Task to complete => The exercise asks you to copy every line below in which "manual" appears.
— start Record excerpts —
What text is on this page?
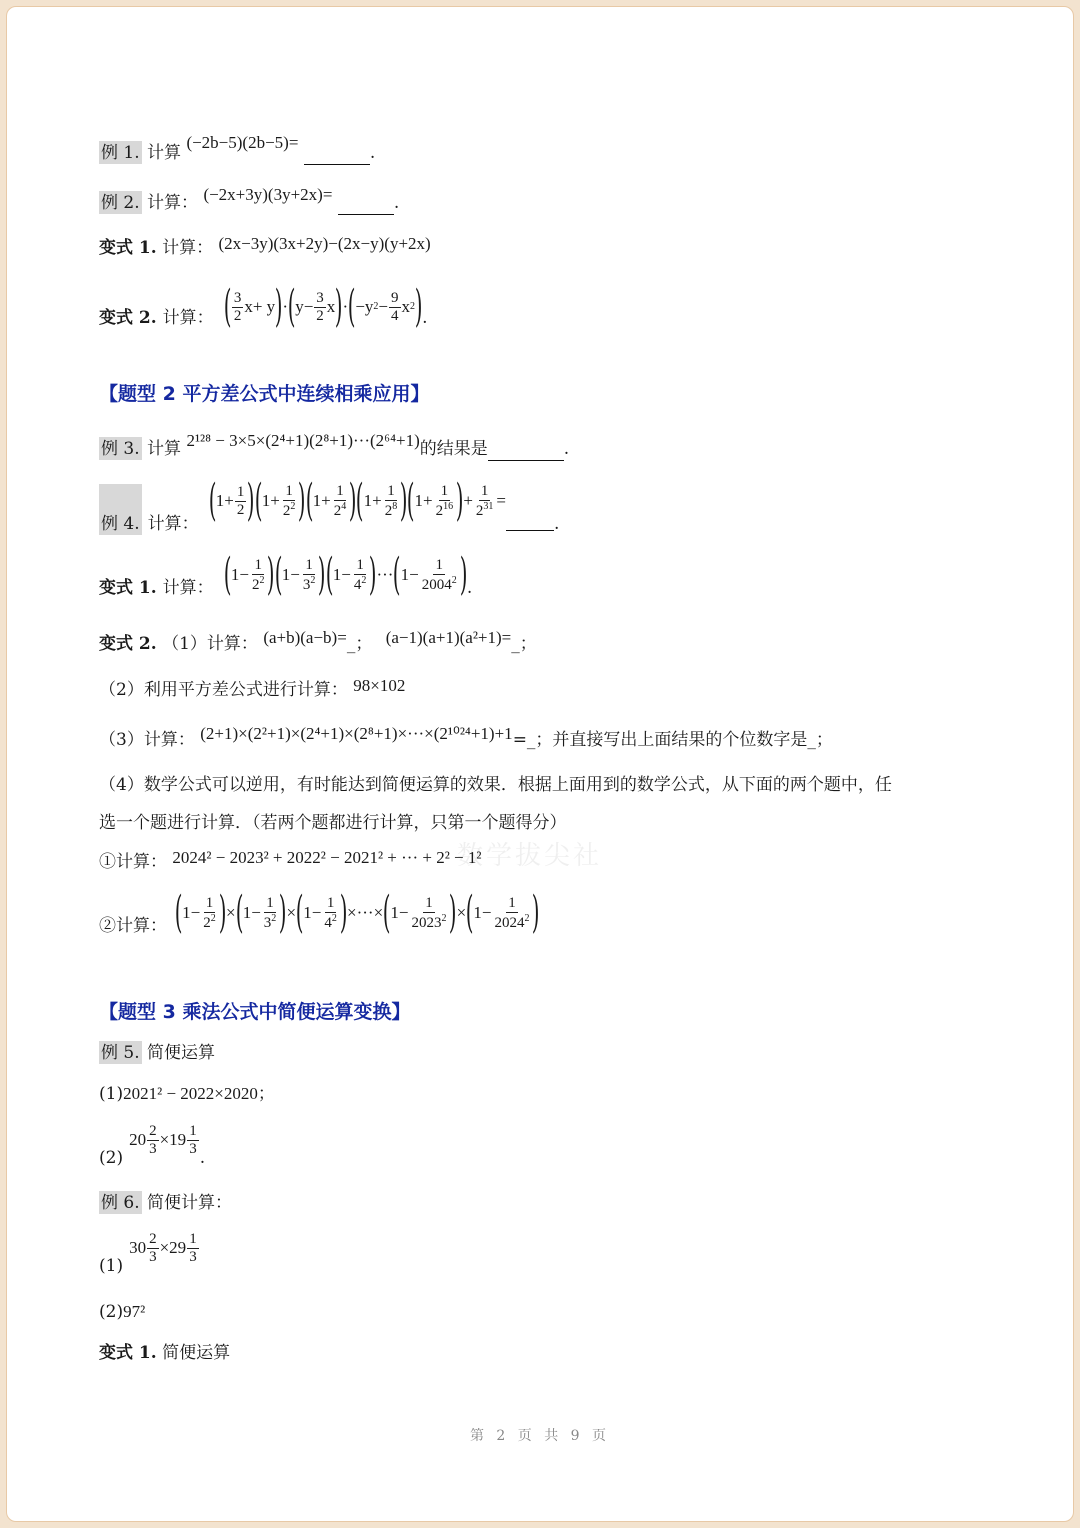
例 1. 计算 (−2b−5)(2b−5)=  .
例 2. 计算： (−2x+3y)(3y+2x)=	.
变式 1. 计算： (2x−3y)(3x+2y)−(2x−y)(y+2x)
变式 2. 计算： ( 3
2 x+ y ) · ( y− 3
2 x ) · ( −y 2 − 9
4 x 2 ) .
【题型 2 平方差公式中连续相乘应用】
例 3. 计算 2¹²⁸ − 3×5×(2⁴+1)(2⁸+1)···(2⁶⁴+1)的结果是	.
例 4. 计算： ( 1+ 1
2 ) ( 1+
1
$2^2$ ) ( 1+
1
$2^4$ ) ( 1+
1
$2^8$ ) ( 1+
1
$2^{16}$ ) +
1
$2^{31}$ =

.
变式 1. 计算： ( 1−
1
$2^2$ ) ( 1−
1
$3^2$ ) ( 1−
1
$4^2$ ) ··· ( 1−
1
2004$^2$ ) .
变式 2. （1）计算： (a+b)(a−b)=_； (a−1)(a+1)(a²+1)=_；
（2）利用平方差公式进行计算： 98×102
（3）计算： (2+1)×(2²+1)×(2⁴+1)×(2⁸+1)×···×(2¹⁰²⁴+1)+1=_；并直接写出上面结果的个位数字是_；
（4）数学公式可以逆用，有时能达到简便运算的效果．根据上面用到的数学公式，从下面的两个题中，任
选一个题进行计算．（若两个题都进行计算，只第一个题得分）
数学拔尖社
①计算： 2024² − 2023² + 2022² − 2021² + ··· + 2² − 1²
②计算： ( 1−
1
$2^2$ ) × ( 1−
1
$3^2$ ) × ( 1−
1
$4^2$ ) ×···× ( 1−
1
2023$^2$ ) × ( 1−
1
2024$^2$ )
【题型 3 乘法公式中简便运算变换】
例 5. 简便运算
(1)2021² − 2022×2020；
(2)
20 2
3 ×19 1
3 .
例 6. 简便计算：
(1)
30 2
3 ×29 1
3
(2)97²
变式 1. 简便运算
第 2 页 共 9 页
— end Record excerpts —
— start Record excerpts —
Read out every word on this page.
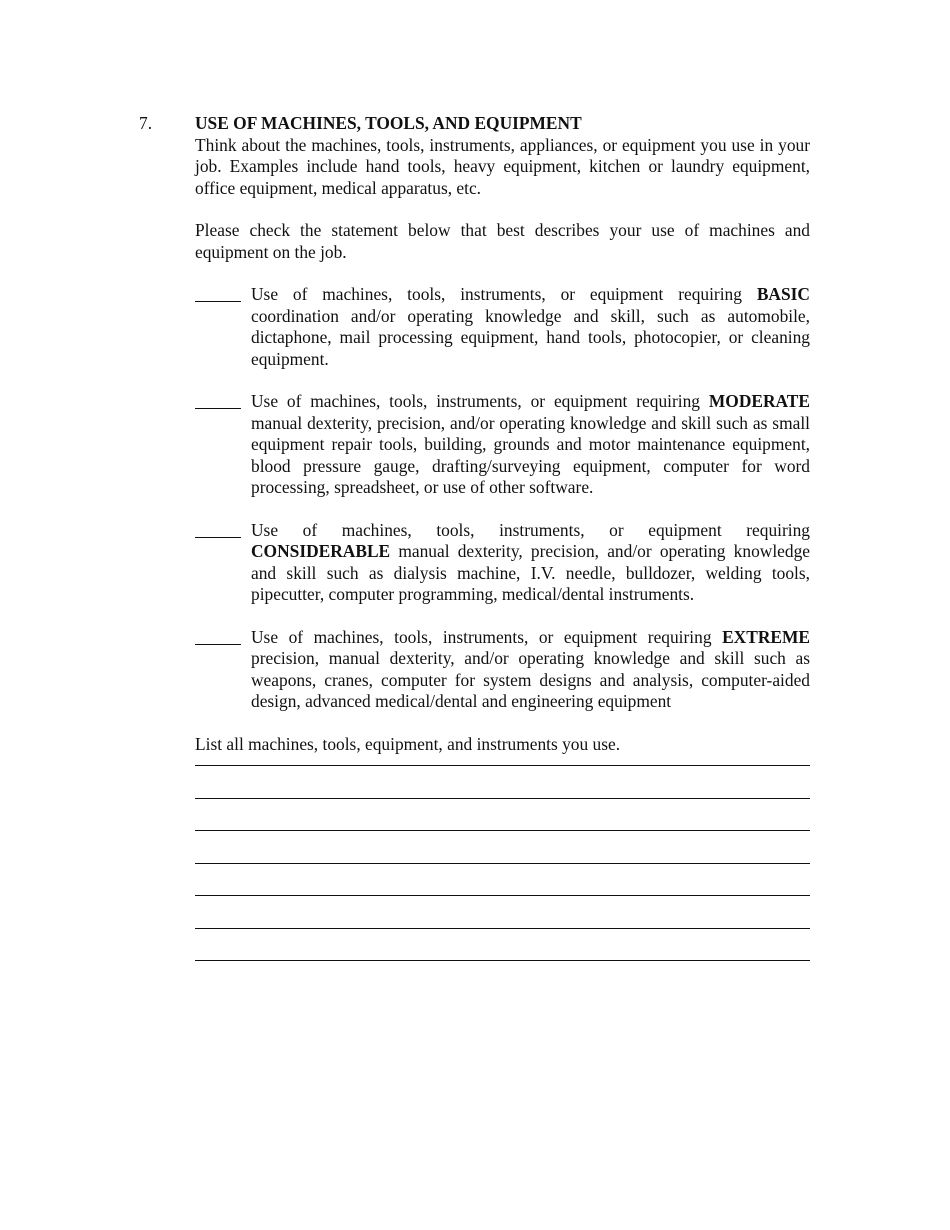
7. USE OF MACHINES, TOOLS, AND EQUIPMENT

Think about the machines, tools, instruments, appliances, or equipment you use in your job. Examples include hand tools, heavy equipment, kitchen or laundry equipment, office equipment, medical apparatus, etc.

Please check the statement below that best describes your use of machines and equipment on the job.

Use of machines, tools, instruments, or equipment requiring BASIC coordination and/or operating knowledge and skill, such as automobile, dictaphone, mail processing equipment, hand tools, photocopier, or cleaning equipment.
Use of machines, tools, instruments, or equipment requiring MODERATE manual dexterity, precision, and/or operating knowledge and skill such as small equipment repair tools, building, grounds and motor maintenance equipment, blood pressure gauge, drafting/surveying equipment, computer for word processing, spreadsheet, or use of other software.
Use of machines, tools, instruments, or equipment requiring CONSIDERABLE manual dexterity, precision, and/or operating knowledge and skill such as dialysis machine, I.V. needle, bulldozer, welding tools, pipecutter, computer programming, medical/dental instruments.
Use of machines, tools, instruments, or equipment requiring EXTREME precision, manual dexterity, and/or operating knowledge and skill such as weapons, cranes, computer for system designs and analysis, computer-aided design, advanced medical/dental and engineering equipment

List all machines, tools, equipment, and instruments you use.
— end Record excerpts —
Written response =>
Use of machines, tools, instruments, or equipment requiring MODERATE manual dexterity, precision, and/or operating knowledge and skill such as small equipment repair tools, building, grounds and motor maintenance equipment, blood pressure gauge, drafting/surveying equipment, computer for word processing, spreadsheet, or use of other software.
Use of machines, tools, instruments, or equipment requiring CONSIDERABLE manual dexterity, precision, and/or operating knowledge and skill such as dialysis machine, I.V. needle, bulldozer, welding tools, pipecutter, computer programming, medical/dental instruments.
Use of machines, tools, instruments, or equipment requiring EXTREME precision, manual dexterity, and/or operating knowledge and skill such as weapons, cranes, computer for system designs and analysis, computer-aided design, advanced medical/dental and engineering equipment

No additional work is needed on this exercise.